◆ **Given problem**: Copy out each line of the material below that holds the string "Ernst".

◆ **Task material**:
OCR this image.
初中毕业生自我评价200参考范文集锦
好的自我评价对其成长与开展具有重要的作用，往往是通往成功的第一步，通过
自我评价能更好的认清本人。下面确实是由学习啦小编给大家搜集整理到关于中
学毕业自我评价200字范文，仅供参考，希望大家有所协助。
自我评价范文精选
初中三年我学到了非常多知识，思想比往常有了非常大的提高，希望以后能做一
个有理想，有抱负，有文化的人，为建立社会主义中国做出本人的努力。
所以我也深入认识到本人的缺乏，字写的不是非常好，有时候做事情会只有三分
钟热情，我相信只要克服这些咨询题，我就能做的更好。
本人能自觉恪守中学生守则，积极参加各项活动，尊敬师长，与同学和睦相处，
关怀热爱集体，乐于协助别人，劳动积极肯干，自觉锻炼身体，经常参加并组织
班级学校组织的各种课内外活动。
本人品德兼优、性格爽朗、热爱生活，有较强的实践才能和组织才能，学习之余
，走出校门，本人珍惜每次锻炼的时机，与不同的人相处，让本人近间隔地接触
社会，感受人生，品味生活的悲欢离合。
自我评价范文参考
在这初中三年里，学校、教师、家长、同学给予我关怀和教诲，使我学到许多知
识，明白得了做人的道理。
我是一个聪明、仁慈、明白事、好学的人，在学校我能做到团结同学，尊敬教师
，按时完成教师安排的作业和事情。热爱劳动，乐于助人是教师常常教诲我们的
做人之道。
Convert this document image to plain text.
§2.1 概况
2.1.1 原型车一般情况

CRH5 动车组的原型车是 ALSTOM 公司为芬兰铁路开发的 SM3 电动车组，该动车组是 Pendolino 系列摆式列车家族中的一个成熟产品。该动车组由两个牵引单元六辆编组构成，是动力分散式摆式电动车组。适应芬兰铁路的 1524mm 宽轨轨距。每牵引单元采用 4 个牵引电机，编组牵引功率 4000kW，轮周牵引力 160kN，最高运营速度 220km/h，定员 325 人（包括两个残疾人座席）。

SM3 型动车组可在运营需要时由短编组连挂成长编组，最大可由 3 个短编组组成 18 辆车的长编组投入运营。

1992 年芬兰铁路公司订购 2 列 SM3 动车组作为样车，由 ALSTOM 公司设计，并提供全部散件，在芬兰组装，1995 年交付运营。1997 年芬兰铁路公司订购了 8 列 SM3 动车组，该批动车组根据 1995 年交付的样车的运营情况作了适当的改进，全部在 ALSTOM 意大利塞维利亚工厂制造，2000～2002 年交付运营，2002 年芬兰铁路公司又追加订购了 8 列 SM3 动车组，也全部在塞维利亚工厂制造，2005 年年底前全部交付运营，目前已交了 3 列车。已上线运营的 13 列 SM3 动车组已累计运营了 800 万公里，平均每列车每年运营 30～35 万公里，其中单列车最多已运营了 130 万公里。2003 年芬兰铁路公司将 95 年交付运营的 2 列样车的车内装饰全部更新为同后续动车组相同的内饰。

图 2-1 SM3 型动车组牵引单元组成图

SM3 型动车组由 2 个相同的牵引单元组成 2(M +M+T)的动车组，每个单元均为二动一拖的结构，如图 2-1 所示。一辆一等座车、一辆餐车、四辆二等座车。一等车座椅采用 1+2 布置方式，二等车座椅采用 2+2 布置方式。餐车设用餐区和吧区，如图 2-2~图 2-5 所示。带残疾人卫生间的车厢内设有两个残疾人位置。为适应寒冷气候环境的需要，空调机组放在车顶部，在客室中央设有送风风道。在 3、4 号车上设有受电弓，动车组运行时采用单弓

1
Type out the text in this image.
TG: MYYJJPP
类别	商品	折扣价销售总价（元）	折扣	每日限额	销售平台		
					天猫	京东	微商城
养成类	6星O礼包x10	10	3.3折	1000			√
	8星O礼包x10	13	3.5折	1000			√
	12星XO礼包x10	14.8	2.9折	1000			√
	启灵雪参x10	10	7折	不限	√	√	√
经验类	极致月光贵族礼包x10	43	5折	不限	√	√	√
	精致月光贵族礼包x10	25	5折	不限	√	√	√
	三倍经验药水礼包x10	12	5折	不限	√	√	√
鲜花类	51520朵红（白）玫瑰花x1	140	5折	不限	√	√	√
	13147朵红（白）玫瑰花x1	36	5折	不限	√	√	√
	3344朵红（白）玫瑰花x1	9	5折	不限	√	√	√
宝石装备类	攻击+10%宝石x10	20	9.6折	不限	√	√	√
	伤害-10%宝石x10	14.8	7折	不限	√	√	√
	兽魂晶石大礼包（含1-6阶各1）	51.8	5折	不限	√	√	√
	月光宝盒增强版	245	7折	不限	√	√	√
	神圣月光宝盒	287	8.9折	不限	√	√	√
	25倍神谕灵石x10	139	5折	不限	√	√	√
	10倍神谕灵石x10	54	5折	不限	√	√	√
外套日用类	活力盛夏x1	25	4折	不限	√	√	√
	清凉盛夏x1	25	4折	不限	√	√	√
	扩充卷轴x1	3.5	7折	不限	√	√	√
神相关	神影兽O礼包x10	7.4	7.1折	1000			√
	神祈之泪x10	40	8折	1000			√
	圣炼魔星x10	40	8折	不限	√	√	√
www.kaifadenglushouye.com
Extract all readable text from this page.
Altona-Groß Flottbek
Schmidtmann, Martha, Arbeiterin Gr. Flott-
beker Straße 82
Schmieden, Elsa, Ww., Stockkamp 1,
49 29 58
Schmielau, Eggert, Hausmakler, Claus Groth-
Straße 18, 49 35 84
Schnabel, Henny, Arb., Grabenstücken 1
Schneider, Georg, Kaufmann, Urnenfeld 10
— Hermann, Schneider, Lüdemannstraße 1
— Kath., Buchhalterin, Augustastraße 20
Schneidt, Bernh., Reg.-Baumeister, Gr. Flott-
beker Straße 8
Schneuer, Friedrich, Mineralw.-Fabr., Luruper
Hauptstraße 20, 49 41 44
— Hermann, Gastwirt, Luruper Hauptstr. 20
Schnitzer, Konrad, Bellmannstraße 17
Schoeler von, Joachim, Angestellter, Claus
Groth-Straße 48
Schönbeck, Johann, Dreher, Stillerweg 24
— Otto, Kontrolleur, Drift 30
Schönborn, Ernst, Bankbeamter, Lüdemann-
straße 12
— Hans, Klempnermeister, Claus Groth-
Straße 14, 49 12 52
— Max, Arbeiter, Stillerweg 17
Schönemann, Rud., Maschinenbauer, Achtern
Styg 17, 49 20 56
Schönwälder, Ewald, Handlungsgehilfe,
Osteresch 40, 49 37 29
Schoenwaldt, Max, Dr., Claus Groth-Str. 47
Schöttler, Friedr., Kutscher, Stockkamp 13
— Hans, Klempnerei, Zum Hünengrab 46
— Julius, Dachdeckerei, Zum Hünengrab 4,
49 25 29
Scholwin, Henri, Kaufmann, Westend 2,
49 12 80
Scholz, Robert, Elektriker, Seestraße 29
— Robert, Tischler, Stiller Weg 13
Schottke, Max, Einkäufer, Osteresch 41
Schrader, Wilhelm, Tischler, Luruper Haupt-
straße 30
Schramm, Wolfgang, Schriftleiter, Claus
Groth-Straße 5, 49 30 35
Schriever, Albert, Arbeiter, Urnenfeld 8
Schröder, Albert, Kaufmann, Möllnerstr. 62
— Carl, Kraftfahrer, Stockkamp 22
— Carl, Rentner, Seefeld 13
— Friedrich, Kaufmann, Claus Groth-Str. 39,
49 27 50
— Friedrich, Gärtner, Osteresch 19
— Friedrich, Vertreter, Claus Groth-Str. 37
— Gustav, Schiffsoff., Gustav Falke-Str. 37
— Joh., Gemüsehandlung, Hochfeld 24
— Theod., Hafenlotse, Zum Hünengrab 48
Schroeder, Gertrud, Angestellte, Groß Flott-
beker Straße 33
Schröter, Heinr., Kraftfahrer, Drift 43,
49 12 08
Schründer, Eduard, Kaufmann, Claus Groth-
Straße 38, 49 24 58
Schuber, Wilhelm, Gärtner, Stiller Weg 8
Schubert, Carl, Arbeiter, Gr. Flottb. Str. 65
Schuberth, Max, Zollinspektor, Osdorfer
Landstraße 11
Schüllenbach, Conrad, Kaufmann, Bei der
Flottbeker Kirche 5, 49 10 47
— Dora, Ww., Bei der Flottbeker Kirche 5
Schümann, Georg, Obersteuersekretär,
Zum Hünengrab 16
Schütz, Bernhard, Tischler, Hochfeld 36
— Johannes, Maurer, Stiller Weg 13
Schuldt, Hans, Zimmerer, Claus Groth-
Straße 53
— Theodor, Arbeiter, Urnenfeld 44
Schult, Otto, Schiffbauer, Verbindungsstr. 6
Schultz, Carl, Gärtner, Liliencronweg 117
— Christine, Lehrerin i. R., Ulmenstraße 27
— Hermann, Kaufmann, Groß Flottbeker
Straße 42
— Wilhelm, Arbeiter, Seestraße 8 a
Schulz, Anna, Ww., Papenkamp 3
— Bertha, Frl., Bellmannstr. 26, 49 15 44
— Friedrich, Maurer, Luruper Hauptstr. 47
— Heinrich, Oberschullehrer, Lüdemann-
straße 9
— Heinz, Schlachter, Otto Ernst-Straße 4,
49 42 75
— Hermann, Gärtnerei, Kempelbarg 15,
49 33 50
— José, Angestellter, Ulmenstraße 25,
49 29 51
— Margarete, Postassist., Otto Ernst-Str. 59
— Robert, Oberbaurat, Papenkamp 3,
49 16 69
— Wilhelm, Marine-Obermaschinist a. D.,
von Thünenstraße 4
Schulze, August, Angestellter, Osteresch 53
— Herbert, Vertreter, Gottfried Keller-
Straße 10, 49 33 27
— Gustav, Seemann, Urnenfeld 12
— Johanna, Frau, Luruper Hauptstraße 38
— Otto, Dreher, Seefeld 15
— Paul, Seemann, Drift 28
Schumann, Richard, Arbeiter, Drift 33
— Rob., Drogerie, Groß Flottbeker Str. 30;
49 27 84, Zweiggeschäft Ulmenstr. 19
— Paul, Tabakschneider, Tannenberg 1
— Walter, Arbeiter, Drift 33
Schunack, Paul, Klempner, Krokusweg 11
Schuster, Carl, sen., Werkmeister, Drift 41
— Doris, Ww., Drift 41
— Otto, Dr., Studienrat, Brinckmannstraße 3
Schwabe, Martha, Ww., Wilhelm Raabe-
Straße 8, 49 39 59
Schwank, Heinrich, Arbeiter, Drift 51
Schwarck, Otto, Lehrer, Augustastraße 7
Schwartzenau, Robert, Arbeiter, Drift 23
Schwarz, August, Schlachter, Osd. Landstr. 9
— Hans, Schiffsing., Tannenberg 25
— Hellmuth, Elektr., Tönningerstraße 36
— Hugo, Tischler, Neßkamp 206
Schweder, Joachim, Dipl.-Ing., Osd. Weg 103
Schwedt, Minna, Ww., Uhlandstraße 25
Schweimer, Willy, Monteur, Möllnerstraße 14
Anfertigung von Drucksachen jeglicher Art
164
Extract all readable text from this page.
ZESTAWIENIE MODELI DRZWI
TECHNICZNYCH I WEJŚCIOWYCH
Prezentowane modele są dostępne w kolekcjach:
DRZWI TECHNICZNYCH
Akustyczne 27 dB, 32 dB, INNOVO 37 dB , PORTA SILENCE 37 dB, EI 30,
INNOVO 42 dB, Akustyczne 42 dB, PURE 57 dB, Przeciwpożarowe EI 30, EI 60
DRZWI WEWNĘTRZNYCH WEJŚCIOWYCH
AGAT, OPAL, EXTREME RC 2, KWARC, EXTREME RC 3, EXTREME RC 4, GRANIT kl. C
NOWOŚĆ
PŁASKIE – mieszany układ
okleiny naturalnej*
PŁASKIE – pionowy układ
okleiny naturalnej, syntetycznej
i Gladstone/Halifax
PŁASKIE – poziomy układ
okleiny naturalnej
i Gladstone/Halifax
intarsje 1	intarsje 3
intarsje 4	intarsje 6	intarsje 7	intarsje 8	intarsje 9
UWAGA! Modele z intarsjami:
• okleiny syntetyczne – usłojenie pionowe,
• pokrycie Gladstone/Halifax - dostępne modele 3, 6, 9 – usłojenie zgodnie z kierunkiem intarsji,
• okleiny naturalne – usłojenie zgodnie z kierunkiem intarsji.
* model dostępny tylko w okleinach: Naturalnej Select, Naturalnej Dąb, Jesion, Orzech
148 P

◆ **Task answer**:
Schönborn, Ernst, Bankbeamter, Lüdemann-
— Heinz, Schlachter, Otto Ernst-Straße 4,
— Margarete, Postassist., Otto Ernst-Str. 59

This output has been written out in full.